**WHAT THIS TASK INVOLVES:**
Write out each line in which the string "structured" is present.

**Dataset items:**
=====

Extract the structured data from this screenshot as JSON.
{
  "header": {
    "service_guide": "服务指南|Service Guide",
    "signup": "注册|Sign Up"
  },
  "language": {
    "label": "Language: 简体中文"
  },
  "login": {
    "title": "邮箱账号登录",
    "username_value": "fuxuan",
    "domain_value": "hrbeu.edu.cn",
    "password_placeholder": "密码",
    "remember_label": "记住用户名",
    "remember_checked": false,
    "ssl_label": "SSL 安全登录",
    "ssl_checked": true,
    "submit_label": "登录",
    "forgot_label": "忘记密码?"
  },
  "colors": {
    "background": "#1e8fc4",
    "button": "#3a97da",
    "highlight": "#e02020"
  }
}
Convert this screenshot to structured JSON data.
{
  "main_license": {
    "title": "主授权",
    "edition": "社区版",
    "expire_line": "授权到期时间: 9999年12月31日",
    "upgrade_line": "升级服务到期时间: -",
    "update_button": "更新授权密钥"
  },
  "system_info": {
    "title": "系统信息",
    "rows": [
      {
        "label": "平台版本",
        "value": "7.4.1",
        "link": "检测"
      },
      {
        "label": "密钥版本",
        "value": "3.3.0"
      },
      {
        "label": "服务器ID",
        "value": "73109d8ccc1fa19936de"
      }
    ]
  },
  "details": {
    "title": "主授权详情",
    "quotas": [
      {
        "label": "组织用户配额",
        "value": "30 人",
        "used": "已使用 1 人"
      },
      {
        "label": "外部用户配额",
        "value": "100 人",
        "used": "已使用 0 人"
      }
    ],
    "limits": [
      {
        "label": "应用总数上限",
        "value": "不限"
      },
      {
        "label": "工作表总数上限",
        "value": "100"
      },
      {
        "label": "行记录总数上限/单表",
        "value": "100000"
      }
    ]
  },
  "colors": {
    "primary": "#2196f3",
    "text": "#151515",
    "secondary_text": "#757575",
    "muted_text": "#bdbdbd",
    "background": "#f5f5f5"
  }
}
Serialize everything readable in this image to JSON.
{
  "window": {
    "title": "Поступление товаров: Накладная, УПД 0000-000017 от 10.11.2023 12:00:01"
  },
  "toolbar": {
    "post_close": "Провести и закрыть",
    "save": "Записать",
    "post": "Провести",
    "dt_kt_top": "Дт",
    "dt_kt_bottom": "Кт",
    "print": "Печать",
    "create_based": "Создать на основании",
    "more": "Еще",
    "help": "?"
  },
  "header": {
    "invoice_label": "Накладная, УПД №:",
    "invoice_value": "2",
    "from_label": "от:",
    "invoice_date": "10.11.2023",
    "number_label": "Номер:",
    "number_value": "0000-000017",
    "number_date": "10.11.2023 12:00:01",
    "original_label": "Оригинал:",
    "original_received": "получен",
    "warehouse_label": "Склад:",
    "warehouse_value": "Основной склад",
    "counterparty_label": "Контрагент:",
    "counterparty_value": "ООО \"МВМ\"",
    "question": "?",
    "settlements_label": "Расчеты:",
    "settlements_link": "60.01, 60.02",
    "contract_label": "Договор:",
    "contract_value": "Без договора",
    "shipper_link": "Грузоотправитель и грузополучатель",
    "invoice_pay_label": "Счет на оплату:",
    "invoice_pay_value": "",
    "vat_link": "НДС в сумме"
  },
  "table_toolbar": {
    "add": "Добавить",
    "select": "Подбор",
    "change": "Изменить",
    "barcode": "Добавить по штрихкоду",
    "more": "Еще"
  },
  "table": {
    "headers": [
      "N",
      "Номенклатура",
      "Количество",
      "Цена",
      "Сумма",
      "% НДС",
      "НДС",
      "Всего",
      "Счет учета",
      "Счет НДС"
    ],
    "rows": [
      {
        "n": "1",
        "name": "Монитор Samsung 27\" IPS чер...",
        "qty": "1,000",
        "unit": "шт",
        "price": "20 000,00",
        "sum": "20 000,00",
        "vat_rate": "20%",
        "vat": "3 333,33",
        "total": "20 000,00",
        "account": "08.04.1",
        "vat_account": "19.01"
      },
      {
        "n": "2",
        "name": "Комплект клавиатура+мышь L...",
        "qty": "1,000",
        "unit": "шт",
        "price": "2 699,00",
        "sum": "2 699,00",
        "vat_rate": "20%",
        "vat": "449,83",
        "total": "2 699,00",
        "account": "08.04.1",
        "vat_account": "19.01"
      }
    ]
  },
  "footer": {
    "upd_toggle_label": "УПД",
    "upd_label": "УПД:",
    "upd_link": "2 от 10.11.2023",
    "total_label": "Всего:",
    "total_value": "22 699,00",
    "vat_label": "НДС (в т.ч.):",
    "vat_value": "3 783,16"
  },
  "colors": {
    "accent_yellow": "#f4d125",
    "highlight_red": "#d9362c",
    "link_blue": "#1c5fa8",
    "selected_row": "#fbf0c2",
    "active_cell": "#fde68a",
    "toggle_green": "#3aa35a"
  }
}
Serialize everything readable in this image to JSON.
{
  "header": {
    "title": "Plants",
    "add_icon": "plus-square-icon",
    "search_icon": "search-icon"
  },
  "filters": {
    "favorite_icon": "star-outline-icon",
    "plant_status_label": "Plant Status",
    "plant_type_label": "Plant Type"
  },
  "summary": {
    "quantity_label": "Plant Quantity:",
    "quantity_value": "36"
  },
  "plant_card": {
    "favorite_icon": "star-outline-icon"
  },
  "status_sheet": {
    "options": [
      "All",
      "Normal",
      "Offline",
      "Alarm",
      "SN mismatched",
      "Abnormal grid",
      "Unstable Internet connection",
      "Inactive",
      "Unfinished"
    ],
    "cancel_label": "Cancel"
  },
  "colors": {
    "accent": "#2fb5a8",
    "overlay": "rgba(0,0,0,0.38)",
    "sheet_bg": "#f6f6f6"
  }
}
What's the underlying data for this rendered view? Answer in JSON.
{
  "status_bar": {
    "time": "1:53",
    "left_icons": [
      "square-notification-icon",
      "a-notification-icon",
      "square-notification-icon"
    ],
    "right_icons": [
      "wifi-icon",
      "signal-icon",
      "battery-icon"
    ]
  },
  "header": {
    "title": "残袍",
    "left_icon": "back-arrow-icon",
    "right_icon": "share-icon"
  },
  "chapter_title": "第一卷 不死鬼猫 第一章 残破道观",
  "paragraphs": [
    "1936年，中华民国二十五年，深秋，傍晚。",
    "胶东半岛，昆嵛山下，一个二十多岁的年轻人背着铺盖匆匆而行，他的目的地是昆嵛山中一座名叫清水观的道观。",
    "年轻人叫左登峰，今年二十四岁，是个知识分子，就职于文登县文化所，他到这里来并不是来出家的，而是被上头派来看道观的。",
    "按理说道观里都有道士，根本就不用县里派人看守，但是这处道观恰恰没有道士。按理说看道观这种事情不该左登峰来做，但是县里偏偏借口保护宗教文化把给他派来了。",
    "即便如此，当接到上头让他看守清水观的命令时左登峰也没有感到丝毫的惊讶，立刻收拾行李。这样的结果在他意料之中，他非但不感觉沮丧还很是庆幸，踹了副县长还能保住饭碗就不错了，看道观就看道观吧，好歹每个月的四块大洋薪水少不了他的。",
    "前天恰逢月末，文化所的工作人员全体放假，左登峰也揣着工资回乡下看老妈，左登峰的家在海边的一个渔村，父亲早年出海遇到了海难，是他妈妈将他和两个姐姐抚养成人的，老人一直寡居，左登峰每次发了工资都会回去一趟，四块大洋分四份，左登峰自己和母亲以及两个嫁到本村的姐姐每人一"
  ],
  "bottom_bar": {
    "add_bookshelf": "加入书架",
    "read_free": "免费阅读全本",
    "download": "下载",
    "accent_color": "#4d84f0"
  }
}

=====

**EXERCISE RESULT:**
Extract the structured data from this screenshot as JSON.
Convert this screenshot to structured JSON data.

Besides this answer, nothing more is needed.